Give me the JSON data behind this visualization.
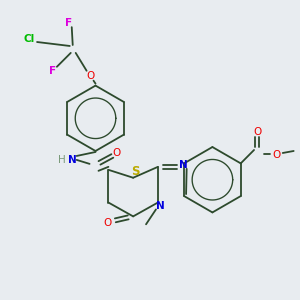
{
  "background_color": "#e8ecf0",
  "atom_colors": {
    "C": "#2d4a2d",
    "H": "#7a9a7a",
    "N": "#0000dd",
    "O": "#ee0000",
    "S": "#bbaa00",
    "F": "#dd00dd",
    "Cl": "#00bb00"
  },
  "bond_color": "#2d4a2d",
  "bond_lw": 1.3,
  "font_size": 7.5
}
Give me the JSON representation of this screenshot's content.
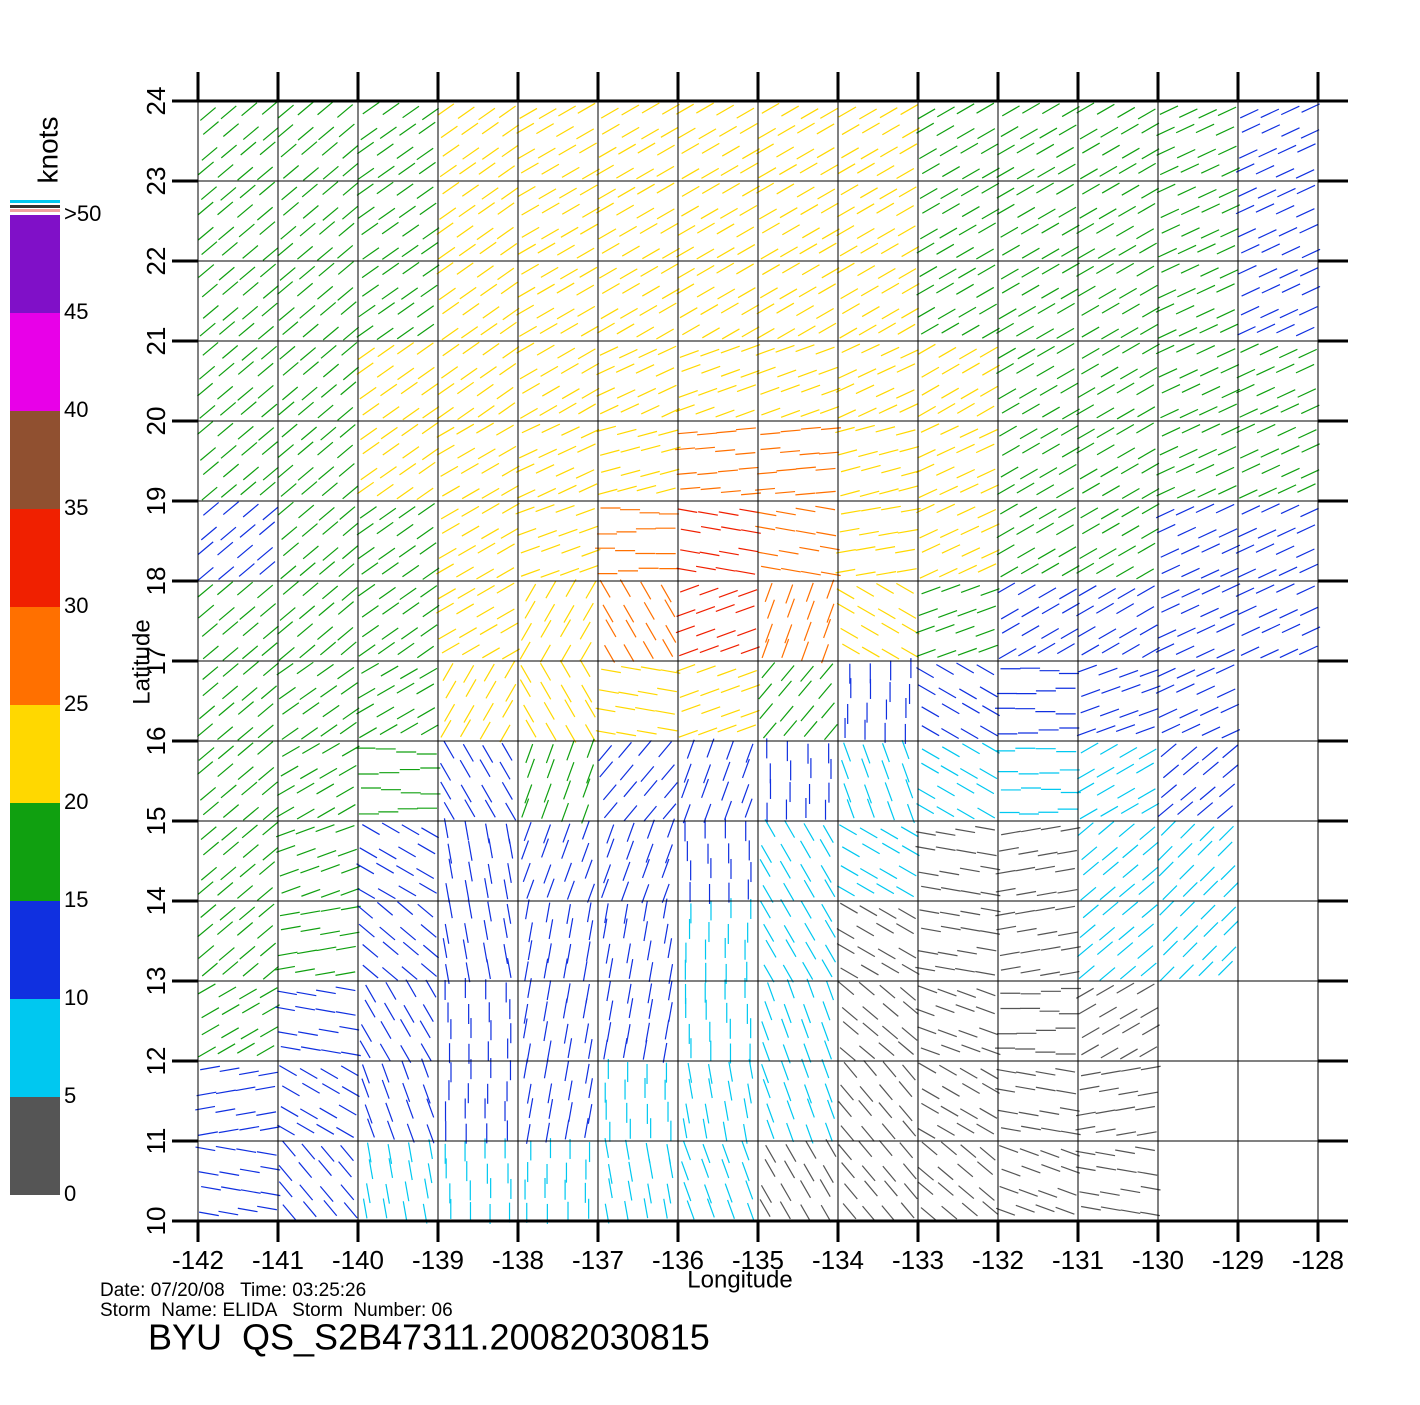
####################
The problem → Using the records above, retype everything exactly except the pictures.

Finished task →
Give me the JSON data behind this visualization.
{
  "background_color": "#e8ecf0",
  "atom_colors": {
    "C": "#2d4a2d",
    "H": "#7a9a7a",
    "N": "#0000dd",
    "O": "#ee0000",
    "S": "#bbaa00",
    "F": "#dd00dd",
    "Cl": "#00bb00"
  },
  "bond_color": "#2d4a2d",
  "bond_lw": 1.3,
  "font_size": 7.5
}
Give me the JSON representation of this screenshot's content.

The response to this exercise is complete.